OBJECTIVE
Which lines in the records below contain the string "annotation"? Copy each of them.

DATA IN THIS EXERCISE
-- START --

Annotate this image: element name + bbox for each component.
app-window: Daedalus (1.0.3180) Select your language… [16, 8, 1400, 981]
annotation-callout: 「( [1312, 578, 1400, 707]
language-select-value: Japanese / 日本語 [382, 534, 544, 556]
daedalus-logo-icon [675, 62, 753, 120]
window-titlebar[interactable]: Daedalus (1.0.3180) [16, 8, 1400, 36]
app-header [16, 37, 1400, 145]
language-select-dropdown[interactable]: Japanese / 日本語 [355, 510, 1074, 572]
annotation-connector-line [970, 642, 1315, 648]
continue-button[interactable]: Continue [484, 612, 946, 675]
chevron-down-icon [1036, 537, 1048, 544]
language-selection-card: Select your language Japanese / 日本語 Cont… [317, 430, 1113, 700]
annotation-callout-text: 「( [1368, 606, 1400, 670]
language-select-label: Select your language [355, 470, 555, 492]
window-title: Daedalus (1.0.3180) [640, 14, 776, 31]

-- END --

TASK RESPONSE
annotation-callout: 「( [1312, 578, 1400, 707]
annotation-connector-line [970, 642, 1315, 648]
annotation-callout-text: 「( [1368, 606, 1400, 670]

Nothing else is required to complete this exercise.